- **What to work on**
Quote each record exactly, please, leaving none out.

== == ==

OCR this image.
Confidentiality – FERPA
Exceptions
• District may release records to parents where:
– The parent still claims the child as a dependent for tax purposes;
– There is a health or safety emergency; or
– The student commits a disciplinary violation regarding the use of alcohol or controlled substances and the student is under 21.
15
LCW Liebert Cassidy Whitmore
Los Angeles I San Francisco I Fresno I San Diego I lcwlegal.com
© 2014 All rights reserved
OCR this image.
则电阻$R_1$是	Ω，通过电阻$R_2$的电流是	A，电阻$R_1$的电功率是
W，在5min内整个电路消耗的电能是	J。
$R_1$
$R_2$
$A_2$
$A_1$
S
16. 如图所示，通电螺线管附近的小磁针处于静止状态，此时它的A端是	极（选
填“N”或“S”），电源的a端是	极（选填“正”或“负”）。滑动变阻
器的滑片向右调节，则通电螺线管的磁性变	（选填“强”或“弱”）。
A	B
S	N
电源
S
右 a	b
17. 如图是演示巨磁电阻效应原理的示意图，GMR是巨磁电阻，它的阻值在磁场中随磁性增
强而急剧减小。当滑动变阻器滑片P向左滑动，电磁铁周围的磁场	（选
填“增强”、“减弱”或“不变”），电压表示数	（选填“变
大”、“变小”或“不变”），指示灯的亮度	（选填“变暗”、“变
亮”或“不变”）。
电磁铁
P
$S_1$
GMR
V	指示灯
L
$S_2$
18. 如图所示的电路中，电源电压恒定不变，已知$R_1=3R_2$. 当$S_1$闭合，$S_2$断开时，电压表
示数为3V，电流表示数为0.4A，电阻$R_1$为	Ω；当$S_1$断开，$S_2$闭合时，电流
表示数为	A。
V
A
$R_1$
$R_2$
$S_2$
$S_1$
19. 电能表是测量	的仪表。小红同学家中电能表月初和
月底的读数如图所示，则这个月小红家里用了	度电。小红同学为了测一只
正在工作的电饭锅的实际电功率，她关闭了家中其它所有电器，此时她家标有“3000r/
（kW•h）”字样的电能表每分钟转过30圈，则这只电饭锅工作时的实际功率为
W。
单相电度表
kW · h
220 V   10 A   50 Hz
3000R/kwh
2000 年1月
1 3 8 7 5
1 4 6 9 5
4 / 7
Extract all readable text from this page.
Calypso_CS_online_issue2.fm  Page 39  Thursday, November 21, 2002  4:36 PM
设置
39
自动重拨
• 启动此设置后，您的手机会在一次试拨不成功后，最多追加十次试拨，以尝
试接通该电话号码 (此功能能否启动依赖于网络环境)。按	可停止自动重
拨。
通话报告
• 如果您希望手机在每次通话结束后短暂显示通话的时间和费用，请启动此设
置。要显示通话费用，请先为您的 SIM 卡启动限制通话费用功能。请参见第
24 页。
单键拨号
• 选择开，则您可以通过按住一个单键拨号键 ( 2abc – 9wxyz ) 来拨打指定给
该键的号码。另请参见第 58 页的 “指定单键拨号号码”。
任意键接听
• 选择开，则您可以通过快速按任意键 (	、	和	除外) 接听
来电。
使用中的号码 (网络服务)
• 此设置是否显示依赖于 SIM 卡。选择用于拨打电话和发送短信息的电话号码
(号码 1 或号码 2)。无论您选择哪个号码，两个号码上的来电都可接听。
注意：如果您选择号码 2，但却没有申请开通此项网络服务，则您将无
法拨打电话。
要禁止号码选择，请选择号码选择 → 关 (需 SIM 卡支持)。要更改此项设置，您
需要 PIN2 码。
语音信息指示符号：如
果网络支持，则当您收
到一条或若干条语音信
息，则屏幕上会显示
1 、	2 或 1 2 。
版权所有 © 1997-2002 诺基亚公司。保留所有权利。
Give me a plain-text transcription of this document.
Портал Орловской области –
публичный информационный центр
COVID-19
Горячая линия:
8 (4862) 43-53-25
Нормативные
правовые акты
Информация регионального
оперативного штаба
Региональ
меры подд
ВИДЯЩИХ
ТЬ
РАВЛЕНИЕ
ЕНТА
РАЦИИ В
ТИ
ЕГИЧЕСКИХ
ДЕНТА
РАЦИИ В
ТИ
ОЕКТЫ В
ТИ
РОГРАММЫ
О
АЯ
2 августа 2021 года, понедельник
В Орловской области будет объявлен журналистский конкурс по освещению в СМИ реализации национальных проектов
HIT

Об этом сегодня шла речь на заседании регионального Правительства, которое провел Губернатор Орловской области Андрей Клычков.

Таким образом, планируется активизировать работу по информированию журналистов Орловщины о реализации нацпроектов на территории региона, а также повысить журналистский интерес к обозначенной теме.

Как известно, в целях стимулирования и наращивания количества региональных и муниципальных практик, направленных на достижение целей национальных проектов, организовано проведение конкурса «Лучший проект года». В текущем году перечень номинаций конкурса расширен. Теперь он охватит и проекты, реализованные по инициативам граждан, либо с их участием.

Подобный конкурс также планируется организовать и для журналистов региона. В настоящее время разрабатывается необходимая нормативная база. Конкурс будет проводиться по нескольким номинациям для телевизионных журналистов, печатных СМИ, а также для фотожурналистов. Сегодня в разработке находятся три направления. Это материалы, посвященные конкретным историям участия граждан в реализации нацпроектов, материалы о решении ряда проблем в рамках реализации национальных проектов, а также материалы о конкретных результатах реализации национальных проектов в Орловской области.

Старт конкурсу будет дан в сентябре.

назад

== == ==

- **The answer**
OCR this image.
Confidentiality – FERPA
Exceptions
• District may release records to parents where:
– The parent still claims the child as a dependent for tax purposes;
– There is a health or safety emergency; or
– The student commits a disciplinary violation regarding the use of alcohol or controlled substances and the student is under 21.
15
LCW Liebert Cassidy Whitmore
Los Angeles I San Francisco I Fresno I San Diego I lcwlegal.com
© 2014 All rights reserved
OCR this image.
则电阻$R_1$是	Ω，通过电阻$R_2$的电流是	A，电阻$R_1$的电功率是
W，在5min内整个电路消耗的电能是	J。
$R_1$
$R_2$
$A_2$
$A_1$
S
16. 如图所示，通电螺线管附近的小磁针处于静止状态，此时它的A端是	极（选
填“N”或“S”），电源的a端是	极（选填“正”或“负”）。滑动变阻
器的滑片向右调节，则通电螺线管的磁性变	（选填“强”或“弱”）。
A	B
S	N
电源
S
右 a	b
17. 如图是演示巨磁电阻效应原理的示意图，GMR是巨磁电阻，它的阻值在磁场中随磁性增
强而急剧减小。当滑动变阻器滑片P向左滑动，电磁铁周围的磁场	（选
填“增强”、“减弱”或“不变”），电压表示数	（选填“变
大”、“变小”或“不变”），指示灯的亮度	（选填“变暗”、“变
亮”或“不变”）。
电磁铁
P
$S_1$
GMR
V	指示灯
L
$S_2$
18. 如图所示的电路中，电源电压恒定不变，已知$R_1=3R_2$. 当$S_1$闭合，$S_2$断开时，电压表
示数为3V，电流表示数为0.4A，电阻$R_1$为	Ω；当$S_1$断开，$S_2$闭合时，电流
表示数为	A。
V
A
$R_1$
$R_2$
$S_2$
$S_1$
19. 电能表是测量	的仪表。小红同学家中电能表月初和
月底的读数如图所示，则这个月小红家里用了	度电。小红同学为了测一只
正在工作的电饭锅的实际电功率，她关闭了家中其它所有电器，此时她家标有“3000r/
（kW•h）”字样的电能表每分钟转过30圈，则这只电饭锅工作时的实际功率为
W。
单相电度表
kW · h
220 V   10 A   50 Hz
3000R/kwh
2000 年1月
1 3 8 7 5
1 4 6 9 5
4 / 7
Extract all readable text from this page.
Calypso_CS_online_issue2.fm  Page 39  Thursday, November 21, 2002  4:36 PM
设置
39
自动重拨
• 启动此设置后，您的手机会在一次试拨不成功后，最多追加十次试拨，以尝
试接通该电话号码 (此功能能否启动依赖于网络环境)。按	可停止自动重
拨。
通话报告
• 如果您希望手机在每次通话结束后短暂显示通话的时间和费用，请启动此设
置。要显示通话费用，请先为您的 SIM 卡启动限制通话费用功能。请参见第
24 页。
单键拨号
• 选择开，则您可以通过按住一个单键拨号键 ( 2abc – 9wxyz ) 来拨打指定给
该键的号码。另请参见第 58 页的 “指定单键拨号号码”。
任意键接听
• 选择开，则您可以通过快速按任意键 (	、	和	除外) 接听
来电。
使用中的号码 (网络服务)
• 此设置是否显示依赖于 SIM 卡。选择用于拨打电话和发送短信息的电话号码
(号码 1 或号码 2)。无论您选择哪个号码，两个号码上的来电都可接听。
注意：如果您选择号码 2，但却没有申请开通此项网络服务，则您将无
法拨打电话。
要禁止号码选择，请选择号码选择 → 关 (需 SIM 卡支持)。要更改此项设置，您
需要 PIN2 码。
语音信息指示符号：如
果网络支持，则当您收
到一条或若干条语音信
息，则屏幕上会显示
1 、	2 或 1 2 。
版权所有 © 1997-2002 诺基亚公司。保留所有权利。
Give me a plain-text transcription of this document.
Портал Орловской области –
публичный информационный центр
COVID-19
Горячая линия:
8 (4862) 43-53-25
Нормативные
правовые акты
Информация регионального
оперативного штаба
Региональ
меры подд
ВИДЯЩИХ
ТЬ
РАВЛЕНИЕ
ЕНТА
РАЦИИ В
ТИ
ЕГИЧЕСКИХ
ДЕНТА
РАЦИИ В
ТИ
ОЕКТЫ В
ТИ
РОГРАММЫ
О
АЯ
2 августа 2021 года, понедельник
В Орловской области будет объявлен журналистский конкурс по освещению в СМИ реализации национальных проектов
HIT

Об этом сегодня шла речь на заседании регионального Правительства, которое провел Губернатор Орловской области Андрей Клычков.

Таким образом, планируется активизировать работу по информированию журналистов Орловщины о реализации нацпроектов на территории региона, а также повысить журналистский интерес к обозначенной теме.

Как известно, в целях стимулирования и наращивания количества региональных и муниципальных практик, направленных на достижение целей национальных проектов, организовано проведение конкурса «Лучший проект года». В текущем году перечень номинаций конкурса расширен. Теперь он охватит и проекты, реализованные по инициативам граждан, либо с их участием.

Подобный конкурс также планируется организовать и для журналистов региона. В настоящее время разрабатывается необходимая нормативная база. Конкурс будет проводиться по нескольким номинациям для телевизионных журналистов, печатных СМИ, а также для фотожурналистов. Сегодня в разработке находятся три направления. Это материалы, посвященные конкретным историям участия граждан в реализации нацпроектов, материалы о решении ряда проблем в рамках реализации национальных проектов, а также материалы о конкретных результатах реализации национальных проектов в Орловской области.

Старт конкурсу будет дан в сентябре.

назад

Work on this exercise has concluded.